--- BEGIN ---

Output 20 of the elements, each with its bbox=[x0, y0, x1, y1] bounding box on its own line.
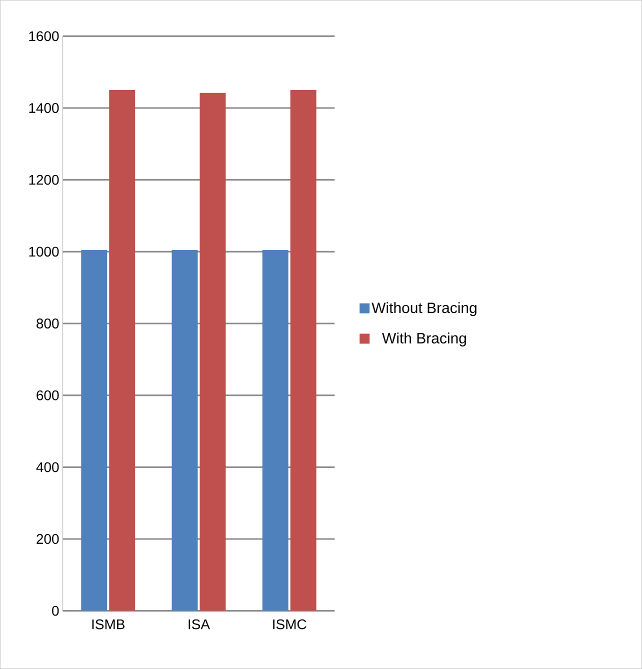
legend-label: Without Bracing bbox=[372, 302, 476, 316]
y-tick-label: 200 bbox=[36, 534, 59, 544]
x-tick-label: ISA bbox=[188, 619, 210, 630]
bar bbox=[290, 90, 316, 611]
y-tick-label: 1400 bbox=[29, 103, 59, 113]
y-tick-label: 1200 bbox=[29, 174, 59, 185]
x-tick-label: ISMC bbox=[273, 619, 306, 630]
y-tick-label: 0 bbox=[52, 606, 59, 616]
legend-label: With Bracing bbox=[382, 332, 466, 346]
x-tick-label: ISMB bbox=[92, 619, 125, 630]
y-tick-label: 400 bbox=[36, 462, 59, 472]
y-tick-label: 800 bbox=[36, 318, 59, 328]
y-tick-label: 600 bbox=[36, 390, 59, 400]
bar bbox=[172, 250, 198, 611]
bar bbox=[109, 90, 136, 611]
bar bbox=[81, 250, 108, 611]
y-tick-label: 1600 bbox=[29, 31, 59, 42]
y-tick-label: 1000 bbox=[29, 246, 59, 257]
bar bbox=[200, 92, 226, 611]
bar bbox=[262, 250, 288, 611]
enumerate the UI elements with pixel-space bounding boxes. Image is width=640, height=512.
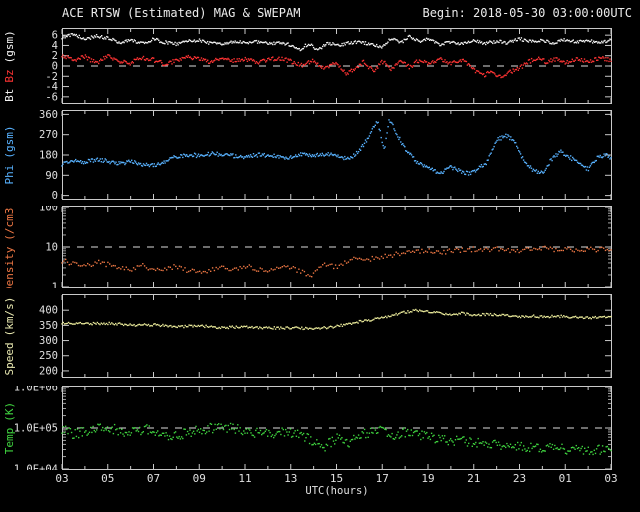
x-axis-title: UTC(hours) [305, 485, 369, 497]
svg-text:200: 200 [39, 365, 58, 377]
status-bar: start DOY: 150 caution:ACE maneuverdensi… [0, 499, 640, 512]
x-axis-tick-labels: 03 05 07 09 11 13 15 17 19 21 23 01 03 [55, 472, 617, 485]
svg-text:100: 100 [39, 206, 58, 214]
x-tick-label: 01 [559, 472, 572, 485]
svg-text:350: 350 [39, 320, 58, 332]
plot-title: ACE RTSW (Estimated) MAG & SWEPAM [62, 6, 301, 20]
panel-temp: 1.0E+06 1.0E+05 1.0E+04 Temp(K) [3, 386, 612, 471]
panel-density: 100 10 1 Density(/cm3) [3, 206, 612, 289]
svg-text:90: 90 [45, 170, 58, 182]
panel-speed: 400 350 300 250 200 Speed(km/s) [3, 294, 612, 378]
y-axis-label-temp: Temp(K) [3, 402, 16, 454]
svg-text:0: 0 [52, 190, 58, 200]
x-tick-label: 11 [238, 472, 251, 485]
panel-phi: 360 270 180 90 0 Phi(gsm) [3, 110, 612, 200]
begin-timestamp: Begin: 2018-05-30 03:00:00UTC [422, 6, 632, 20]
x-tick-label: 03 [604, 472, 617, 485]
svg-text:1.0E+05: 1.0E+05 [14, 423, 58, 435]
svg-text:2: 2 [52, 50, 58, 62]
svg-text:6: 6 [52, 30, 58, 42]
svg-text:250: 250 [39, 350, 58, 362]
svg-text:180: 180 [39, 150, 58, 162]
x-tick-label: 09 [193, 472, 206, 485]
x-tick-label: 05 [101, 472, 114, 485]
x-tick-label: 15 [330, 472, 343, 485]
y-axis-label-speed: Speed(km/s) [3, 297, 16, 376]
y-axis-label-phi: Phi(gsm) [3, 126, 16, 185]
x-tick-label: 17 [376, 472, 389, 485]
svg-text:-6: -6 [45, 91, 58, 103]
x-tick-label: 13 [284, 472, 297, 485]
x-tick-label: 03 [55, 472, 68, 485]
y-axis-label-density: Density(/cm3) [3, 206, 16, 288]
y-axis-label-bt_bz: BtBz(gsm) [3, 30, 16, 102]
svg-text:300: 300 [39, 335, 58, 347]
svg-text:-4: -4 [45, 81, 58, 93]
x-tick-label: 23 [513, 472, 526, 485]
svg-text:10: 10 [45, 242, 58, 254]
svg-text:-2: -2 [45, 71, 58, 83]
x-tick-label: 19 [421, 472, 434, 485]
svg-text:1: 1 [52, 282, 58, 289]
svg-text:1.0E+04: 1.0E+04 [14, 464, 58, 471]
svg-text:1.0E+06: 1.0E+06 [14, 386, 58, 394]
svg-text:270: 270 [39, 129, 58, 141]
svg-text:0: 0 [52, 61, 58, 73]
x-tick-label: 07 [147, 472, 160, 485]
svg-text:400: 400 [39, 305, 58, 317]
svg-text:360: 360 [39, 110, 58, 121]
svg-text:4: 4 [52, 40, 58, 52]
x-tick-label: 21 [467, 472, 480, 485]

--- END ---

#### [Task description]
Copy all the rows above word for word, leaving out the pictures.

#### [Response to the task]
Output 20 of the elements, each with its bbox=[x0, y0, x1, y1] bounding box on its own line.
legend-label: Without Bracing bbox=[372, 302, 476, 316]
y-tick-label: 200 bbox=[36, 534, 59, 544]
x-tick-label: ISA bbox=[188, 619, 210, 630]
bar bbox=[290, 90, 316, 611]
y-tick-label: 1400 bbox=[29, 103, 59, 113]
y-tick-label: 1200 bbox=[29, 174, 59, 185]
x-tick-label: ISMC bbox=[273, 619, 306, 630]
y-tick-label: 0 bbox=[52, 606, 59, 616]
legend-label: With Bracing bbox=[382, 332, 466, 346]
x-tick-label: ISMB bbox=[92, 619, 125, 630]
y-tick-label: 400 bbox=[36, 462, 59, 472]
y-tick-label: 800 bbox=[36, 318, 59, 328]
y-tick-label: 600 bbox=[36, 390, 59, 400]
bar bbox=[172, 250, 198, 611]
bar bbox=[109, 90, 136, 611]
bar bbox=[81, 250, 108, 611]
y-tick-label: 1600 bbox=[29, 31, 59, 42]
y-tick-label: 1000 bbox=[29, 246, 59, 257]
bar bbox=[200, 92, 226, 611]
bar bbox=[262, 250, 288, 611]
enumerate the UI elements with pixel-space bounding boxes. Image is width=640, height=512.
x-axis-title: UTC(hours) [305, 485, 369, 497]
svg-text:200: 200 [39, 365, 58, 377]
status-bar: start DOY: 150 caution:ACE maneuverdensi… [0, 499, 640, 512]
x-axis-tick-labels: 03 05 07 09 11 13 15 17 19 21 23 01 03 [55, 472, 617, 485]
svg-text:100: 100 [39, 206, 58, 214]
x-tick-label: 01 [559, 472, 572, 485]
svg-text:350: 350 [39, 320, 58, 332]
plot-title: ACE RTSW (Estimated) MAG & SWEPAM [62, 6, 301, 20]
panel-temp: 1.0E+06 1.0E+05 1.0E+04 Temp(K) [3, 386, 612, 471]
panel-density: 100 10 1 Density(/cm3) [3, 206, 612, 289]
svg-text:90: 90 [45, 170, 58, 182]
panel-speed: 400 350 300 250 200 Speed(km/s) [3, 294, 612, 378]
y-axis-label-temp: Temp(K) [3, 402, 16, 454]
svg-text:0: 0 [52, 190, 58, 200]
x-tick-label: 11 [238, 472, 251, 485]
panel-phi: 360 270 180 90 0 Phi(gsm) [3, 110, 612, 200]
begin-timestamp: Begin: 2018-05-30 03:00:00UTC [422, 6, 632, 20]
x-tick-label: 03 [604, 472, 617, 485]
svg-text:1.0E+05: 1.0E+05 [14, 423, 58, 435]
svg-text:2: 2 [52, 50, 58, 62]
svg-text:6: 6 [52, 30, 58, 42]
svg-text:250: 250 [39, 350, 58, 362]
svg-text:180: 180 [39, 150, 58, 162]
x-tick-label: 09 [193, 472, 206, 485]
x-tick-label: 05 [101, 472, 114, 485]
x-tick-label: 15 [330, 472, 343, 485]
y-axis-label-speed: Speed(km/s) [3, 297, 16, 376]
y-axis-label-phi: Phi(gsm) [3, 126, 16, 185]
x-tick-label: 17 [376, 472, 389, 485]
svg-text:-6: -6 [45, 91, 58, 103]
x-tick-label: 13 [284, 472, 297, 485]
x-tick-label: 03 [55, 472, 68, 485]
y-axis-label-density: Density(/cm3) [3, 206, 16, 288]
y-axis-label-bt_bz: BtBz(gsm) [3, 30, 16, 102]
svg-text:300: 300 [39, 335, 58, 347]
svg-text:-4: -4 [45, 81, 58, 93]
x-tick-label: 23 [513, 472, 526, 485]
svg-text:10: 10 [45, 242, 58, 254]
svg-text:-2: -2 [45, 71, 58, 83]
x-tick-label: 19 [421, 472, 434, 485]
svg-text:1: 1 [52, 282, 58, 289]
svg-text:1.0E+04: 1.0E+04 [14, 464, 58, 471]
svg-text:1.0E+06: 1.0E+06 [14, 386, 58, 394]
svg-text:270: 270 [39, 129, 58, 141]
svg-text:0: 0 [52, 61, 58, 73]
x-tick-label: 07 [147, 472, 160, 485]
svg-text:400: 400 [39, 305, 58, 317]
svg-text:360: 360 [39, 110, 58, 121]
svg-text:4: 4 [52, 40, 58, 52]
x-tick-label: 21 [467, 472, 480, 485]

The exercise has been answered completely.